_HALAMAN:_
Semakin kesini semakin banyak saja kisah dan cerita
yang disampaikan dari mulut ke mulut tentang khasiat dari ratin ini bila
dibaca. Ada yang selamat dari perampokan, makar, kekacauan sosial, bahkan
sampai ancama dari kehancuran berbagai jenis bencana alam. Kalau kita
kumpulkan, maka halaman ini tidak akan cukup untuk menyampaikan berbagai kisah
'ajaib' tentang khasiat ratib ini.
Tetapi intinya, para pendukung atau melantun ratib ini
umumnya meyakini bahwa ratib ini dibaca demi untuk menolak bahaya atau bencana.
d.
Lafadz Ratib Haddad
Kalau kita teliti, lafadz atau isi bacaan pada ratib
Haddad terdiri dari ayat-ayat Al-Quran, seperti surat Al-Fatihah, ayat Kursi
kemudian diteruskan dengan bacaan-bacaan yang bersifat meminta perlindungan
kepada Allah. Lalu diteruskan dengan membaca Surah Al Ikhlas, Surah Al Falaq,
Surah Annas. Dan masih beberapa lafadz lainnya, yang sebenarnya tidak ada satu
pun isinya yang bertentangan.
Perbedaan Pendapat
Kalau
pun ada yang dipermasalahkan, maka kurang lebih mencakup beberapa hal :
1.
Hukum Membuat atau Menyusun Ratib
Para
ulama berbeda pendapat tentang hukum menyusun lafadz-lafadz dzikir dan doa,
yang dijadikan sebuah bentuk yan baku. Sehingga seolah-olah susunan itu datang
dari Rasulullah SAW langsung, padahal sebenarnya hanya hasil penyusunan dari
orang lain.
Sebagian
kalangan berpendapat tidak mengapa bila kita melazimkan untuk membaca susunan
doa karya seseorang, secara rutin setiap hari, atau setiap jadwal waktu yang
telah diprogramkan, sebab tidak ada dalil yang melarangnya. Yang penting jangan
sampai tidak dibaca, karena perintah untuk berdzikir dan berdoa sangat banyak
dan bertebaran dimana-mana. Sedangkan kalau seseorang menyusun lafadz doa dan
dzikir sendiri, sesuai dengan selera, lalu dibaca secara rutin sesuai jadwal
yang ditentukan sendiri, tentu tidak menjadi masalah. Bahkan kalau pun juga dia
mengajak para muridnya untuk merutinkannya.
Sementara
sebagian kalangan beranggapan bahwa meski pun lafadz doa dan dzikir bersumber
dari Al-Quran dan As-Sunnah, tetapi kalau cara membaca serta jadwalnya sudah
ditentukan sedemikian rupa, maka seolah-olah kita telah menciptakan sebuah
ritual ibadah baru, yang mana Rasulullah SAW tidak pernah mengajarkannya. Dalam
pandangan mereka, yang jadi masalah bukan lafadznya, tetapi ritual pembacaannya
yang bermasalah. Karena dibaca secara berjamaah, dengan paduan suara, dibaca
dengan mengikuti susunan tertentu, dan dibaca secara rutin setiap waktu. Semua
itu dianggap bermasalah, karena tidak ada tuntunannya dari Rasulullah SAW.

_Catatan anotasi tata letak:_
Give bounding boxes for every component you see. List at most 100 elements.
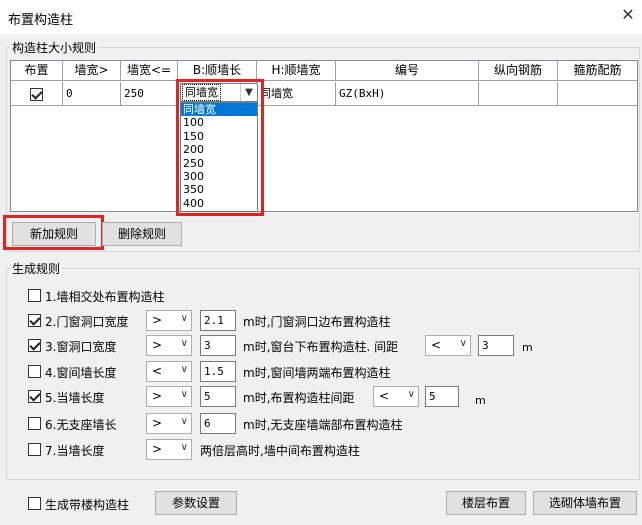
rule-7-operator[interactable]: > ∨ bbox=[146, 439, 192, 460]
rules-table: 布置 墙宽> 墙宽<= B:顺墙长 H:顺墙宽 编号 纵向钢筋 箍筋配筋 0 2… bbox=[10, 60, 638, 212]
rule-3-input-2[interactable]: 3 bbox=[478, 335, 514, 356]
rule-5-label: 5.当墙长度 bbox=[45, 391, 105, 405]
col-header-place[interactable]: 布置 bbox=[11, 61, 63, 81]
rule-7-checkbox[interactable] bbox=[28, 443, 41, 456]
rule-5-operator[interactable]: > ∨ bbox=[146, 386, 192, 407]
col-header-rebar[interactable]: 纵向钢筋 bbox=[479, 61, 558, 81]
rule-2-label: 2.门窗洞口宽度 bbox=[45, 315, 129, 329]
rule-2-input[interactable]: 2.1 bbox=[200, 310, 236, 331]
dropdown-option[interactable]: 200 bbox=[181, 143, 257, 156]
dialog: 布置构造柱 ✕ 构造柱大小规则 布置 墙宽> 墙宽<= B:顺墙长 H:顺墙宽 … bbox=[0, 0, 642, 525]
chevron-down-icon: ∨ bbox=[180, 389, 188, 400]
rule-3-suffix: m时,窗台下布置构造柱. 间距 bbox=[243, 340, 399, 354]
rule-6-operator-value: > bbox=[152, 416, 163, 430]
dropdown-option[interactable]: 300 bbox=[181, 170, 257, 183]
rule-3-operator-value: > bbox=[152, 338, 163, 352]
gen-stair-label: 生成带楼构造柱 bbox=[45, 498, 130, 512]
gen-stair-checkbox[interactable] bbox=[28, 497, 41, 510]
close-icon[interactable]: ✕ bbox=[619, 6, 637, 24]
dropdown-option[interactable]: 400 bbox=[181, 197, 257, 210]
rule-6-operator[interactable]: > ∨ bbox=[146, 413, 192, 434]
dropdown-option[interactable]: 250 bbox=[181, 157, 257, 170]
gen-rules-label: 生成规则 bbox=[10, 260, 63, 277]
b-value-combo[interactable]: 同墙宽 ▼ bbox=[180, 83, 258, 102]
rule-5-suffix: m时,布置构造柱间距 bbox=[243, 391, 355, 405]
col-header-h[interactable]: H:顺墙宽 bbox=[257, 61, 336, 81]
rule-6-checkbox[interactable] bbox=[28, 417, 41, 430]
delete-rule-button[interactable]: 删除规则 bbox=[102, 222, 182, 246]
param-settings-button[interactable]: 参数设置 bbox=[155, 491, 237, 515]
rule-6-suffix: m时,无支座墙端部布置构造柱 bbox=[243, 418, 403, 432]
dropdown-option[interactable]: 350 bbox=[181, 183, 257, 196]
col-header-max-width[interactable]: 墙宽<= bbox=[121, 61, 178, 81]
rule-3-unit: m bbox=[522, 341, 533, 354]
rule-3-input[interactable]: 3 bbox=[200, 335, 236, 356]
rule-1: 1.墙相交处布置构造柱 bbox=[28, 285, 328, 307]
rule-6-label: 6.无支座墙长 bbox=[45, 418, 117, 432]
gen-stair-option: 生成带楼构造柱 bbox=[28, 493, 158, 515]
cell-h[interactable]: 同墙宽 bbox=[257, 82, 336, 106]
rule-5-operator-value: > bbox=[152, 389, 163, 403]
floor-place-button[interactable]: 楼层布置 bbox=[446, 491, 526, 515]
rule-5-unit: m bbox=[475, 394, 486, 407]
chevron-down-icon[interactable]: ▼ bbox=[240, 84, 257, 101]
rule-7-operator-value: > bbox=[152, 442, 163, 456]
col-header-min-width[interactable]: 墙宽> bbox=[63, 61, 121, 81]
rule-4-operator[interactable]: < ∨ bbox=[146, 361, 192, 382]
rule-4-input[interactable]: 1.5 bbox=[200, 361, 236, 382]
chevron-down-icon: ∨ bbox=[180, 338, 188, 349]
rule-2-checkbox[interactable] bbox=[28, 314, 41, 327]
rule-3-operator-2[interactable]: < ∨ bbox=[425, 335, 471, 356]
col-header-code[interactable]: 编号 bbox=[336, 61, 479, 81]
b-value-current: 同墙宽 bbox=[182, 84, 221, 101]
rule-5: 5.当墙长度 > ∨ 5 m时,布置构造柱间距 < ∨ 5 m bbox=[28, 386, 628, 408]
rule-1-label: 1.墙相交处布置构造柱 bbox=[45, 290, 165, 304]
rule-2: 2.门窗洞口宽度 > ∨ 2.1 m时,门窗洞口边布置构造柱 bbox=[28, 310, 628, 332]
col-header-stirrup[interactable]: 箍筋配筋 bbox=[558, 61, 637, 81]
size-rules-label: 构造柱大小规则 bbox=[10, 39, 99, 56]
add-rule-button[interactable]: 新加规则 bbox=[12, 222, 96, 246]
rule-2-suffix: m时,门窗洞口边布置构造柱 bbox=[243, 315, 391, 329]
rule-4-operator-value: < bbox=[152, 364, 163, 378]
rule-6: 6.无支座墙长 > ∨ 6 m时,无支座墙端部布置构造柱 bbox=[28, 413, 628, 435]
rule-5-input-2[interactable]: 5 bbox=[425, 386, 459, 407]
rule-3-checkbox[interactable] bbox=[28, 339, 41, 352]
rule-5-operator-2[interactable]: < ∨ bbox=[373, 386, 419, 407]
rule-1-checkbox[interactable] bbox=[28, 289, 41, 302]
select-wall-place-button[interactable]: 选砌体墙布置 bbox=[533, 491, 637, 515]
cell-stirrup[interactable] bbox=[558, 82, 637, 106]
rule-6-input[interactable]: 6 bbox=[200, 413, 236, 434]
window-title: 布置构造柱 bbox=[8, 13, 74, 28]
rule-4-suffix: m时,窗间墙两端布置构造柱 bbox=[243, 366, 391, 380]
rule-5-input[interactable]: 5 bbox=[200, 386, 236, 407]
rule-4-checkbox[interactable] bbox=[28, 365, 41, 378]
chevron-down-icon: ∨ bbox=[180, 313, 188, 324]
dropdown-option[interactable]: 同墙宽 bbox=[181, 103, 257, 117]
rule-5-checkbox[interactable] bbox=[28, 390, 41, 403]
col-header-b[interactable]: B:顺墙长 bbox=[178, 61, 257, 81]
dropdown-option[interactable]: 150 bbox=[181, 130, 257, 143]
rule-3-operator[interactable]: > ∨ bbox=[146, 335, 192, 356]
rule-5-operator-2-value: < bbox=[379, 389, 390, 403]
rule-3-operator-2-value: < bbox=[431, 338, 442, 352]
rule-7-suffix: 两倍层高时,墙中间布置构造柱 bbox=[200, 444, 360, 458]
cell-rebar[interactable] bbox=[479, 82, 558, 106]
dropdown-option[interactable]: 100 bbox=[181, 116, 257, 129]
rule-3: 3.窗洞口宽度 > ∨ 3 m时,窗台下布置构造柱. 间距 < ∨ 3 m bbox=[28, 335, 628, 357]
chevron-down-icon: ∨ bbox=[459, 338, 467, 349]
chevron-down-icon: ∨ bbox=[407, 389, 415, 400]
rule-2-operator[interactable]: > ∨ bbox=[146, 310, 192, 331]
cell-min-width[interactable]: 0 bbox=[63, 82, 121, 106]
chevron-down-icon: ∨ bbox=[180, 442, 188, 453]
rule-4-label: 4.窗间墙长度 bbox=[45, 366, 117, 380]
title-bar: 布置构造柱 ✕ bbox=[0, 0, 642, 34]
rule-7: 7.当墙长度 > ∨ 两倍层高时,墙中间布置构造柱 bbox=[28, 439, 628, 461]
b-value-dropdown: 同墙宽 100 150 200 250 300 350 400 bbox=[180, 102, 258, 212]
place-checkbox[interactable] bbox=[30, 87, 43, 101]
rule-3-label: 3.窗洞口宽度 bbox=[45, 340, 117, 354]
cell-max-width[interactable]: 250 bbox=[121, 82, 178, 106]
cell-code[interactable]: GZ(BxH) bbox=[336, 82, 479, 106]
cell-place bbox=[11, 82, 63, 106]
table-header: 布置 墙宽> 墙宽<= B:顺墙长 H:顺墙宽 编号 纵向钢筋 箍筋配筋 bbox=[11, 61, 637, 81]
chevron-down-icon: ∨ bbox=[180, 416, 188, 427]
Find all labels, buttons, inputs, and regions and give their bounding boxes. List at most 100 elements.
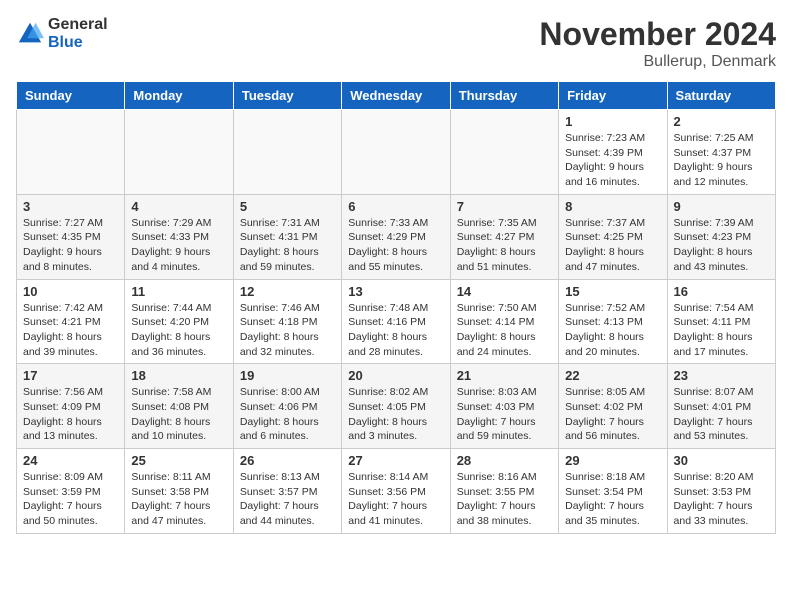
weekday-friday: Friday: [559, 82, 667, 110]
calendar-cell: 3 Sunrise: 7:27 AMSunset: 4:35 PMDaylight…: [17, 194, 125, 279]
day-number: 20: [348, 368, 443, 383]
day-info: Sunrise: 8:09 AMSunset: 3:59 PMDaylight:…: [23, 470, 118, 529]
calendar-cell: 12Sunrise: 7:46 AMSunset: 4:18 PMDayligh…: [233, 279, 341, 364]
day-info: Sunrise: 8:02 AMSunset: 4:05 PMDaylight:…: [348, 385, 443, 444]
day-number: 25: [131, 453, 226, 468]
day-number: 27: [348, 453, 443, 468]
day-info: Sunrise: 7:42 AMSunset: 4:21 PMDaylight:…: [23, 301, 118, 360]
calendar-week-1: 1 Sunrise: 7:23 AMSunset: 4:39 PMDaylight…: [17, 110, 776, 195]
day-number: 17: [23, 368, 118, 383]
calendar-cell: 10Sunrise: 7:42 AMSunset: 4:21 PMDayligh…: [17, 279, 125, 364]
day-info: Sunrise: 8:20 AMSunset: 3:53 PMDaylight:…: [674, 470, 769, 529]
logo-general-text: General: [48, 16, 108, 34]
day-info: Sunrise: 8:14 AMSunset: 3:56 PMDaylight:…: [348, 470, 443, 529]
day-number: 28: [457, 453, 552, 468]
day-number: 11: [131, 284, 226, 299]
calendar-cell: [17, 110, 125, 195]
day-info: Sunrise: 7:58 AMSunset: 4:08 PMDaylight:…: [131, 385, 226, 444]
page-header: General Blue November 2024 Bullerup, Den…: [16, 16, 776, 71]
logo-icon: [16, 20, 44, 48]
day-info: Sunrise: 7:52 AMSunset: 4:13 PMDaylight:…: [565, 301, 660, 360]
calendar-cell: [233, 110, 341, 195]
logo-text: General Blue: [48, 16, 108, 51]
day-info: Sunrise: 7:54 AMSunset: 4:11 PMDaylight:…: [674, 301, 769, 360]
day-info: Sunrise: 7:37 AMSunset: 4:25 PMDaylight:…: [565, 216, 660, 275]
day-info: Sunrise: 8:13 AMSunset: 3:57 PMDaylight:…: [240, 470, 335, 529]
calendar-cell: 7 Sunrise: 7:35 AMSunset: 4:27 PMDaylight…: [450, 194, 558, 279]
day-number: 23: [674, 368, 769, 383]
calendar-cell: 25 Sunrise: 8:11 AMSunset: 3:58 PMDayligh…: [125, 449, 233, 534]
day-info: Sunrise: 7:31 AMSunset: 4:31 PMDaylight:…: [240, 216, 335, 275]
calendar-body: 1 Sunrise: 7:23 AMSunset: 4:39 PMDaylight…: [17, 110, 776, 534]
day-info: Sunrise: 8:16 AMSunset: 3:55 PMDaylight:…: [457, 470, 552, 529]
day-number: 16: [674, 284, 769, 299]
day-info: Sunrise: 8:11 AMSunset: 3:58 PMDaylight:…: [131, 470, 226, 529]
weekday-monday: Monday: [125, 82, 233, 110]
calendar-table: SundayMondayTuesdayWednesdayThursdayFrid…: [16, 81, 776, 534]
weekday-thursday: Thursday: [450, 82, 558, 110]
calendar-week-4: 17 Sunrise: 7:56 AMSunset: 4:09 PMDayligh…: [17, 364, 776, 449]
calendar-cell: 30 Sunrise: 8:20 AMSunset: 3:53 PMDayligh…: [667, 449, 775, 534]
day-number: 13: [348, 284, 443, 299]
calendar-cell: 5Sunrise: 7:31 AMSunset: 4:31 PMDaylight…: [233, 194, 341, 279]
day-number: 30: [674, 453, 769, 468]
day-number: 1: [565, 114, 660, 129]
day-number: 24: [23, 453, 118, 468]
day-number: 18: [131, 368, 226, 383]
calendar-cell: 15 Sunrise: 7:52 AMSunset: 4:13 PMDayligh…: [559, 279, 667, 364]
calendar-cell: 1 Sunrise: 7:23 AMSunset: 4:39 PMDaylight…: [559, 110, 667, 195]
day-number: 21: [457, 368, 552, 383]
calendar-cell: 2Sunrise: 7:25 AMSunset: 4:37 PMDaylight…: [667, 110, 775, 195]
calendar-cell: 22 Sunrise: 8:05 AMSunset: 4:02 PMDayligh…: [559, 364, 667, 449]
day-info: Sunrise: 8:00 AMSunset: 4:06 PMDaylight:…: [240, 385, 335, 444]
day-number: 2: [674, 114, 769, 129]
day-info: Sunrise: 7:46 AMSunset: 4:18 PMDaylight:…: [240, 301, 335, 360]
calendar-cell: [450, 110, 558, 195]
calendar-cell: 27 Sunrise: 8:14 AMSunset: 3:56 PMDayligh…: [342, 449, 450, 534]
calendar-cell: 26Sunrise: 8:13 AMSunset: 3:57 PMDayligh…: [233, 449, 341, 534]
calendar-cell: 14 Sunrise: 7:50 AMSunset: 4:14 PMDayligh…: [450, 279, 558, 364]
day-number: 29: [565, 453, 660, 468]
day-number: 9: [674, 199, 769, 214]
day-info: Sunrise: 7:56 AMSunset: 4:09 PMDaylight:…: [23, 385, 118, 444]
calendar-cell: 20 Sunrise: 8:02 AMSunset: 4:05 PMDayligh…: [342, 364, 450, 449]
calendar-cell: 16 Sunrise: 7:54 AMSunset: 4:11 PMDayligh…: [667, 279, 775, 364]
calendar-week-5: 24 Sunrise: 8:09 AMSunset: 3:59 PMDayligh…: [17, 449, 776, 534]
day-info: Sunrise: 7:29 AMSunset: 4:33 PMDaylight:…: [131, 216, 226, 275]
logo-blue-text: Blue: [48, 34, 108, 52]
day-info: Sunrise: 7:50 AMSunset: 4:14 PMDaylight:…: [457, 301, 552, 360]
weekday-wednesday: Wednesday: [342, 82, 450, 110]
weekday-sunday: Sunday: [17, 82, 125, 110]
month-title: November 2024: [539, 16, 776, 53]
day-info: Sunrise: 7:27 AMSunset: 4:35 PMDaylight:…: [23, 216, 118, 275]
day-info: Sunrise: 7:35 AMSunset: 4:27 PMDaylight:…: [457, 216, 552, 275]
day-info: Sunrise: 8:07 AMSunset: 4:01 PMDaylight:…: [674, 385, 769, 444]
weekday-saturday: Saturday: [667, 82, 775, 110]
calendar-week-3: 10Sunrise: 7:42 AMSunset: 4:21 PMDayligh…: [17, 279, 776, 364]
day-number: 7: [457, 199, 552, 214]
day-info: Sunrise: 7:44 AMSunset: 4:20 PMDaylight:…: [131, 301, 226, 360]
calendar-cell: 24 Sunrise: 8:09 AMSunset: 3:59 PMDayligh…: [17, 449, 125, 534]
title-block: November 2024 Bullerup, Denmark: [539, 16, 776, 71]
day-number: 19: [240, 368, 335, 383]
calendar-cell: 18 Sunrise: 7:58 AMSunset: 4:08 PMDayligh…: [125, 364, 233, 449]
day-number: 14: [457, 284, 552, 299]
calendar-cell: 21Sunrise: 8:03 AMSunset: 4:03 PMDayligh…: [450, 364, 558, 449]
day-number: 6: [348, 199, 443, 214]
weekday-tuesday: Tuesday: [233, 82, 341, 110]
calendar-cell: 28 Sunrise: 8:16 AMSunset: 3:55 PMDayligh…: [450, 449, 558, 534]
calendar-cell: [342, 110, 450, 195]
day-info: Sunrise: 8:18 AMSunset: 3:54 PMDaylight:…: [565, 470, 660, 529]
day-number: 22: [565, 368, 660, 383]
day-info: Sunrise: 7:33 AMSunset: 4:29 PMDaylight:…: [348, 216, 443, 275]
calendar-cell: [125, 110, 233, 195]
weekday-header-row: SundayMondayTuesdayWednesdayThursdayFrid…: [17, 82, 776, 110]
day-number: 3: [23, 199, 118, 214]
day-number: 15: [565, 284, 660, 299]
day-info: Sunrise: 7:23 AMSunset: 4:39 PMDaylight:…: [565, 131, 660, 190]
calendar-cell: 29 Sunrise: 8:18 AMSunset: 3:54 PMDayligh…: [559, 449, 667, 534]
calendar-cell: 8Sunrise: 7:37 AMSunset: 4:25 PMDaylight…: [559, 194, 667, 279]
calendar-cell: 6 Sunrise: 7:33 AMSunset: 4:29 PMDaylight…: [342, 194, 450, 279]
calendar-cell: 23 Sunrise: 8:07 AMSunset: 4:01 PMDayligh…: [667, 364, 775, 449]
day-info: Sunrise: 8:05 AMSunset: 4:02 PMDaylight:…: [565, 385, 660, 444]
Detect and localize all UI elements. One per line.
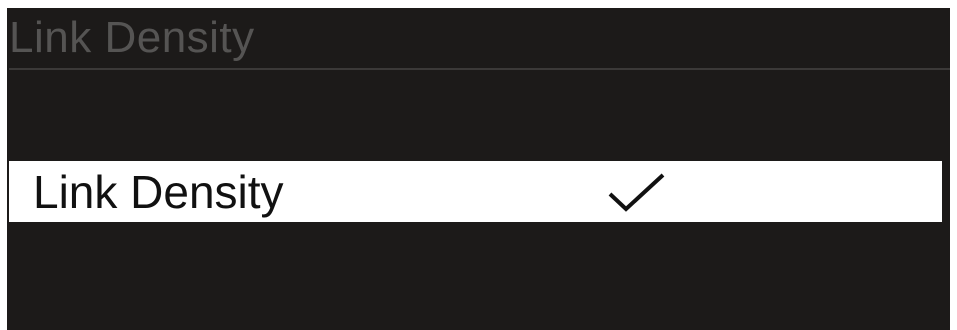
menu-item-label: Link Density bbox=[33, 166, 284, 218]
device-screen: Link Density Link Density bbox=[7, 8, 950, 330]
checkmark-icon bbox=[608, 173, 665, 212]
screen-header: Link Density bbox=[7, 8, 950, 70]
header-divider bbox=[9, 68, 950, 70]
menu-item-link-density[interactable]: Link Density bbox=[9, 161, 942, 222]
screen-title: Link Density bbox=[9, 13, 255, 62]
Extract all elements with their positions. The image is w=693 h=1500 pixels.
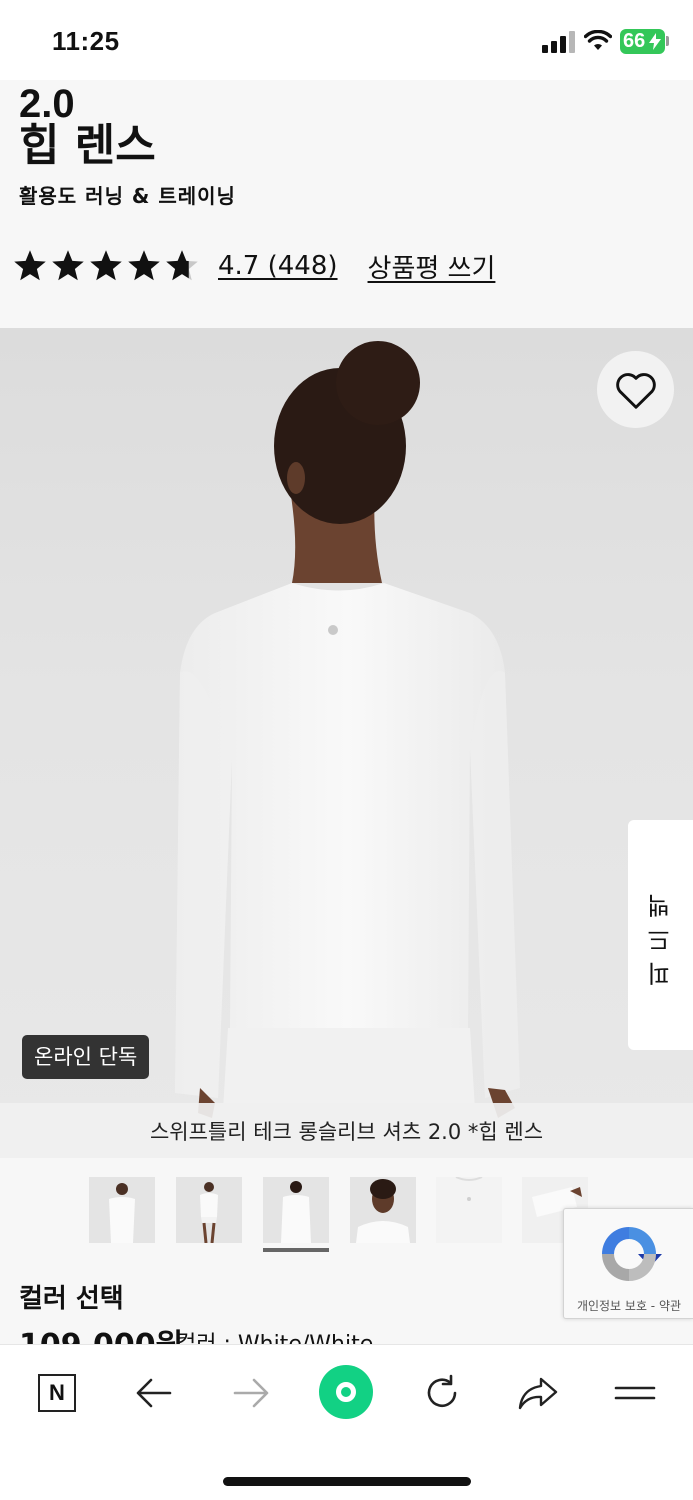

_PERMINTAAN:_
a: Tentukan apakah tiap pernyataan berikut sesuai dengan teks tentang Ratib Haddad, lalu jawab ya atau tidak disertai kutipan persis dari teks yang menjadi dasarnya: (i) Bacaan Ratib Haddad memuat Surah Al Ikhlas. (ii) Para ulama sepakat tentang hukum menyusun lafadz dzikir dan doa dalam bentuk baku. (iii) Kalangan yang keberatan mempersoalkan lafadz ratib itu.
b: Teruskan teks tentang Ratib Haddad mulai dari kalimat terakhirnya.

_JAWABAN TUGAS:_
a:
(i) Ya: "Lalu diteruskan dengan membaca Surah Al Ikhlas, Surah Al Falaq, Surah Annas."
(ii) Tidak: "Para ulama berbeda pendapat tentang hukum menyusun lafadz-lafadz dzikir dan doa"
(iii) Tidak: "yang jadi masalah bukan lafadznya, tetapi ritual pembacaannya yang bermasalah."

b:
Kita
berada pada dua kutub ini, yaitu antara mereka yang membolehkan dan yang
melarang. Di negeri kita, kalangan yang mendukung misalnya dari Nahdyiyyin dan
sejenisnya, sedangkan yang melarangnya kebanyakan berasal dari Muhammadiyah dan
sejenisnya.
2.
Hukum Meyakini Bahwa Ratib Tertentu Punya
Khasiat Tertentu
Permasalahan
kedua adalah tentang khasiat tertentu yang seringkali dijadikan iming-iming,
ketika kita membaca jenis ratib tertentu. Sebagian memperbolehkan adanya
keyakinan atas khasiat tetentu, sedangkan yang lainnya melarang.
Mereka
yang membolehkan berhujjah bahwa yang namanya pertolongan Allah SWT terbuka
buat siapa saja yang berdoa dan meminta. Sehingga kalau ada yang membaca ratib
Haddad ini lalu berharap mendapatkan berbagai macam khasiat berupa pertolongan
dari Allah SWT, tentu tidak boleh dihalangi. Memang tujuan dari membaca ratib
adalah untuk mendapatkan berbagai pertolongan dari Allah SWT.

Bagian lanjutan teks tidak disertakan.